Source excerpt >>

* * * * * * * * *

This collection consist of correspondence, research files, memoranda, writings (published and unpublished), teaching material, reprints, clippings, and other papers, relating chiefly to Bronfenbrenner's research and associations in the field of economics.

The Personal series includes an unpublished autobiography, a family history, and records of Bronfenbrenner's own US loyalty hearings from 1954-1955.

Files in the Teaching series chiefly contain syllabi, course notes, and exams dating from Bronfenbrenner's time at Carnegie, Duke, and in Japan, while the Printed Material files mainly house reprints of many of his articles.

* * * * * * * * *

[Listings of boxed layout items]
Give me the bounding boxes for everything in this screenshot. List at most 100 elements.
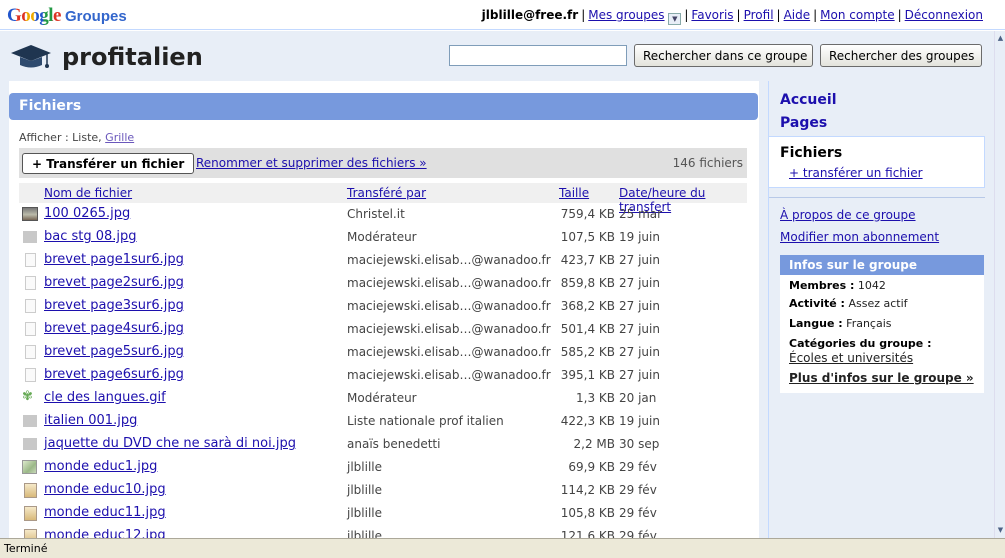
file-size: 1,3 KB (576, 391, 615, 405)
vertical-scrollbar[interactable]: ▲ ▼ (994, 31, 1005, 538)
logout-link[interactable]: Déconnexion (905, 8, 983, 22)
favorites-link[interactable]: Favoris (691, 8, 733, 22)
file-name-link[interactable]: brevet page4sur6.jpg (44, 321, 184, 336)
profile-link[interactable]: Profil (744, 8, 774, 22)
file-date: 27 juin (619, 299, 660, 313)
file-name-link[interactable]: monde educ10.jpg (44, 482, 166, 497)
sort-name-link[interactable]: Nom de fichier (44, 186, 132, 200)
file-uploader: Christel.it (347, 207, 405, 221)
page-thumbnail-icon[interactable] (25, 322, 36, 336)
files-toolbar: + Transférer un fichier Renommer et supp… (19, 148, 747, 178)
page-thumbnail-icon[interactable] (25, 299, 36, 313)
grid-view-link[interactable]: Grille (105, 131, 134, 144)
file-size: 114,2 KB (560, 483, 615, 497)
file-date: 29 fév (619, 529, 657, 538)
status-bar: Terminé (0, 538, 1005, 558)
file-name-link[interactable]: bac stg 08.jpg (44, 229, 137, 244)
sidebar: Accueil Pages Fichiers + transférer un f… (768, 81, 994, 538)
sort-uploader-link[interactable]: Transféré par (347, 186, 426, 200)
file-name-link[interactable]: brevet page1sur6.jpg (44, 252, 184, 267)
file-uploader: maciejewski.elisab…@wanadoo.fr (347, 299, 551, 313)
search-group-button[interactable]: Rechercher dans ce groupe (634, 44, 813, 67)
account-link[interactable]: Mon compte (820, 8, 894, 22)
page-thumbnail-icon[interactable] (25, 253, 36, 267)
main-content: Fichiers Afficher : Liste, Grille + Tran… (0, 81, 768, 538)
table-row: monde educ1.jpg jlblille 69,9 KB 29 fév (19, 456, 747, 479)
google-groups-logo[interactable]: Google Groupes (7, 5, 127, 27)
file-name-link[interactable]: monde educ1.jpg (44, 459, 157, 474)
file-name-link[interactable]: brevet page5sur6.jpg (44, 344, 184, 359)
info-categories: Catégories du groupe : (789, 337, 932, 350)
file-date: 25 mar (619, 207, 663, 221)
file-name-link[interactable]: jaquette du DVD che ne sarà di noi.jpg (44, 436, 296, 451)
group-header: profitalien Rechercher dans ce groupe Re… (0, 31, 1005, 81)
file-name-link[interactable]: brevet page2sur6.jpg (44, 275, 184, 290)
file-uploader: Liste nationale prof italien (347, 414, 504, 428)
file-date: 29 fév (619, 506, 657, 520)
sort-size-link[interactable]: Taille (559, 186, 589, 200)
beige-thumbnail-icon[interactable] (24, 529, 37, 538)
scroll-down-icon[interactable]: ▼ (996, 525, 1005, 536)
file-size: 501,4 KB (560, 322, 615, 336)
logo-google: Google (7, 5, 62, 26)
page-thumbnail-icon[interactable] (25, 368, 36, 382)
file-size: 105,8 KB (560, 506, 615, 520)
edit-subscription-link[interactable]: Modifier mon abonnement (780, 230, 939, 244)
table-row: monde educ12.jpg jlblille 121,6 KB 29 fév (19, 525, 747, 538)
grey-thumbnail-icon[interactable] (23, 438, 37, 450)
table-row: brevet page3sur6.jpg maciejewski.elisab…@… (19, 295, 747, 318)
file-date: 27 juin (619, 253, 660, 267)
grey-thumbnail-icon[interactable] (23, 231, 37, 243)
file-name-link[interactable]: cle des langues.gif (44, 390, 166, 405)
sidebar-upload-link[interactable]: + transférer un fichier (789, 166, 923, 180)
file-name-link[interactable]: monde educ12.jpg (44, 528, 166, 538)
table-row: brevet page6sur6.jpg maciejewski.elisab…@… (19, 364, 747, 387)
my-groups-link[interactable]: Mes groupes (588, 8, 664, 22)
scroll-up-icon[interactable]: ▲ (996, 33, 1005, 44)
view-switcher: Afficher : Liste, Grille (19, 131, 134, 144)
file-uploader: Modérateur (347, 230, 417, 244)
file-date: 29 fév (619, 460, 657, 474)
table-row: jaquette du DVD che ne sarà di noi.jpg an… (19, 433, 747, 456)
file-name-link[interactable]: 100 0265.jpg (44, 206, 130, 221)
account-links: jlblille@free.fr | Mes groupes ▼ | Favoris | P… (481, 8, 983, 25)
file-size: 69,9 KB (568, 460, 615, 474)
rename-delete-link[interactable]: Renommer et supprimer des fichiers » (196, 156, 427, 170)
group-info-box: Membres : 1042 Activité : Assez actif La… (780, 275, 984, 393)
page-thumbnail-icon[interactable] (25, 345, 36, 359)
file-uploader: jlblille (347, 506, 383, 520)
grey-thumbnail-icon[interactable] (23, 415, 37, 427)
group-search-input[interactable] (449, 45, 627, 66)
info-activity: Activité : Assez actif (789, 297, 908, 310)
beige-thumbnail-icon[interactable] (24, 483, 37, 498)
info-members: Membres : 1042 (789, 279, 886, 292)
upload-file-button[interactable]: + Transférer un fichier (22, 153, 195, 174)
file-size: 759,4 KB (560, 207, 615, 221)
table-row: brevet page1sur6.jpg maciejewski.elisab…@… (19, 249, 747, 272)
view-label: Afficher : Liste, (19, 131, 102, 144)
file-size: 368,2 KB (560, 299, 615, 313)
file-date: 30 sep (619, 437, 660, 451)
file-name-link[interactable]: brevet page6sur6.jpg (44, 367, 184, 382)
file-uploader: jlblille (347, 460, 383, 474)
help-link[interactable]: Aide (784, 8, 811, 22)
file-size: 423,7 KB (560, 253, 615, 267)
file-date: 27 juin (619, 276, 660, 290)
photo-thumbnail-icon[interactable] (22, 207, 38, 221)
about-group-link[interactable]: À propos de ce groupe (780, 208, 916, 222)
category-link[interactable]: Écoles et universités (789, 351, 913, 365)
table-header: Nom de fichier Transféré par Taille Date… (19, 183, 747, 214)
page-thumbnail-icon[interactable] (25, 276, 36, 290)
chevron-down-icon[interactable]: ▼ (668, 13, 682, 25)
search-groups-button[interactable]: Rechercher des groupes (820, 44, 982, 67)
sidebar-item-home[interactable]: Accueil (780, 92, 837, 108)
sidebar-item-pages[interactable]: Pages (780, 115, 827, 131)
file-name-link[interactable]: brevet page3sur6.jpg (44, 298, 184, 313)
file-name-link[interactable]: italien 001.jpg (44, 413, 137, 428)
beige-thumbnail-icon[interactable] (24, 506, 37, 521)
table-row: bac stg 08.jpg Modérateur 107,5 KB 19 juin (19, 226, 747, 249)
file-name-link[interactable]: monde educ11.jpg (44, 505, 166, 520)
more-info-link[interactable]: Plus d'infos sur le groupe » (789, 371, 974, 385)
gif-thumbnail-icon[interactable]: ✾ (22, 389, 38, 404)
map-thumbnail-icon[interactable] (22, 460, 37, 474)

* * * * * * * * *

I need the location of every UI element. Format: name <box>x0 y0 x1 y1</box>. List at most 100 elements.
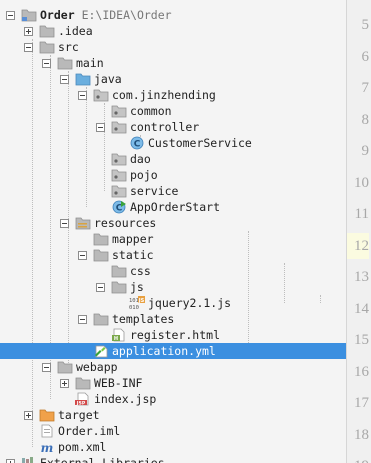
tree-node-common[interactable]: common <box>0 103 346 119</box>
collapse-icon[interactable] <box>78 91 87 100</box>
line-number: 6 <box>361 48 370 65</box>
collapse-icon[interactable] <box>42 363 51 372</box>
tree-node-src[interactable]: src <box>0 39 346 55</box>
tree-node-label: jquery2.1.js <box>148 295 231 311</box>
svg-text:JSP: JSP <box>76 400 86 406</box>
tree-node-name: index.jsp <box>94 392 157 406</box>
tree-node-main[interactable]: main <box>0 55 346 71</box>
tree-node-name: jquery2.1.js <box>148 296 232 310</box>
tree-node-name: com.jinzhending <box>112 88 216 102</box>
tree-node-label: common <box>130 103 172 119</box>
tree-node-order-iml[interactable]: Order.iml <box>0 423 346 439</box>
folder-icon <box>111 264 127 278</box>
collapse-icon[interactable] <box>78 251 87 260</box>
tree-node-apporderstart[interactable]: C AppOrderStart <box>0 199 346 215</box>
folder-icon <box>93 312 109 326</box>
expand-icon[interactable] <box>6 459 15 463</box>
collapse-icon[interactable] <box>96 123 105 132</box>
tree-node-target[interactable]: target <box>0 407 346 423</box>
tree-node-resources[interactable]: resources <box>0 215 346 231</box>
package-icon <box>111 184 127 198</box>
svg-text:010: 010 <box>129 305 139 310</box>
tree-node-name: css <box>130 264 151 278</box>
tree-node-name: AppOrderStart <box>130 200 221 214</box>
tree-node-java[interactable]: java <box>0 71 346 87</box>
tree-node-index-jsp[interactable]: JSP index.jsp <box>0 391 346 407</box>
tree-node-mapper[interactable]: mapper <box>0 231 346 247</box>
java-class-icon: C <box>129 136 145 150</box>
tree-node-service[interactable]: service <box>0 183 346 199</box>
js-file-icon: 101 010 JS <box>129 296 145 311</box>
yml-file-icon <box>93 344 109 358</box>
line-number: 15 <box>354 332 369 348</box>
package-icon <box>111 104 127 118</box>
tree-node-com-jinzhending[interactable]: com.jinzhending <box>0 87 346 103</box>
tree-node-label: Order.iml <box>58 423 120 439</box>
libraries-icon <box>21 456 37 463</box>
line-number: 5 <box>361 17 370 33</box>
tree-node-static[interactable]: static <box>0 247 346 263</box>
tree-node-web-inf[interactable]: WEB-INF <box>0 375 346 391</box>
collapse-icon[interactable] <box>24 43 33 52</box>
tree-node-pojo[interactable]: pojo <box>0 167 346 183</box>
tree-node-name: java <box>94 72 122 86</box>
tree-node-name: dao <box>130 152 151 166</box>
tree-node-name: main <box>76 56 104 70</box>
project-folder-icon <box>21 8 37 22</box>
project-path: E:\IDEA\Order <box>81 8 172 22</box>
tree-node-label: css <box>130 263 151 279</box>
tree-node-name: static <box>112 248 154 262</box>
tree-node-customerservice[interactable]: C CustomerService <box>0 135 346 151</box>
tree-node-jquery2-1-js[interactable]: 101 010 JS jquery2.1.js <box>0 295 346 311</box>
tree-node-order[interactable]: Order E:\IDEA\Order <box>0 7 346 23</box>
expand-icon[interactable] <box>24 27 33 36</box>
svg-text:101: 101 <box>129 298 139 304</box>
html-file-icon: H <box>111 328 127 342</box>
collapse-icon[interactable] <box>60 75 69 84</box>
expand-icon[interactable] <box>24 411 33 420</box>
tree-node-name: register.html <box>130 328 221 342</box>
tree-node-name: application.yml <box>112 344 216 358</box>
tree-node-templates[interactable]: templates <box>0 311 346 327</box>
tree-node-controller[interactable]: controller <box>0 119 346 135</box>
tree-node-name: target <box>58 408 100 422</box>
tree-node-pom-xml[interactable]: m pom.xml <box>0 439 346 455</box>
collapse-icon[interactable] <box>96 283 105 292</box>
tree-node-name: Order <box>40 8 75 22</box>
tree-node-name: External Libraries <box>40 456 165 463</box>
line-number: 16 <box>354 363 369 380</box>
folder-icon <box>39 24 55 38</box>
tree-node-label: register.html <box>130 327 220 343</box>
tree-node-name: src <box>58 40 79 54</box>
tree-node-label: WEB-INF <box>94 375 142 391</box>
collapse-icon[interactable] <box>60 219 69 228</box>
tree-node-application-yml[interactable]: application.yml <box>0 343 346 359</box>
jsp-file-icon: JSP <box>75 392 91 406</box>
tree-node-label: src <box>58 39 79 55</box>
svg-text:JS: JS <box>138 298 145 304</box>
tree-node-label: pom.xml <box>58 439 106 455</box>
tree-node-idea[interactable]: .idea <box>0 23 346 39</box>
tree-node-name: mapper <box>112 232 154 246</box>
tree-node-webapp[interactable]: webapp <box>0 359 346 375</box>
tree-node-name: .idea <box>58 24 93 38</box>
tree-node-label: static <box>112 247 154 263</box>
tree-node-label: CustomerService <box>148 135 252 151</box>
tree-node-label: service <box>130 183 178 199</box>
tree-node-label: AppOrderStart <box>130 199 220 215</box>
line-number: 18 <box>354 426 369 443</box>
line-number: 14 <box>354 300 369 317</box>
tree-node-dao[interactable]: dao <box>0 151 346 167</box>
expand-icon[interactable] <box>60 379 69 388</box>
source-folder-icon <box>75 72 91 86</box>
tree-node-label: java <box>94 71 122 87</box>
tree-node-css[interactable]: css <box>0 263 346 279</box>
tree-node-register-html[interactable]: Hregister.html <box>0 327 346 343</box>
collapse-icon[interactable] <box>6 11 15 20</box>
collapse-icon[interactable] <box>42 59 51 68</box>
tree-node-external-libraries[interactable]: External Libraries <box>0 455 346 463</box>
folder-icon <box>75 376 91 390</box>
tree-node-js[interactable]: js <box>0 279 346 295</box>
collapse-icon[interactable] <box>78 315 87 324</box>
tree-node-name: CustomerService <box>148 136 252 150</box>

* * * * * * * * *

Tasks for this exercise >>
a) In the collection description, which years do the records of Bronfenbrenner's US loyalty hearings cover?
b) Reproduce word for word the stretch of the collection description from "Files in the" through "of his articles.".

Solution set >>
a) 1954-1955

b)
Files in the Teaching series chiefly contain syllabi, course notes, and exams dating from Bronfenbrenner's time at Carnegie, Duke, and in Japan, while the Printed Material files mainly house reprints of many of his articles.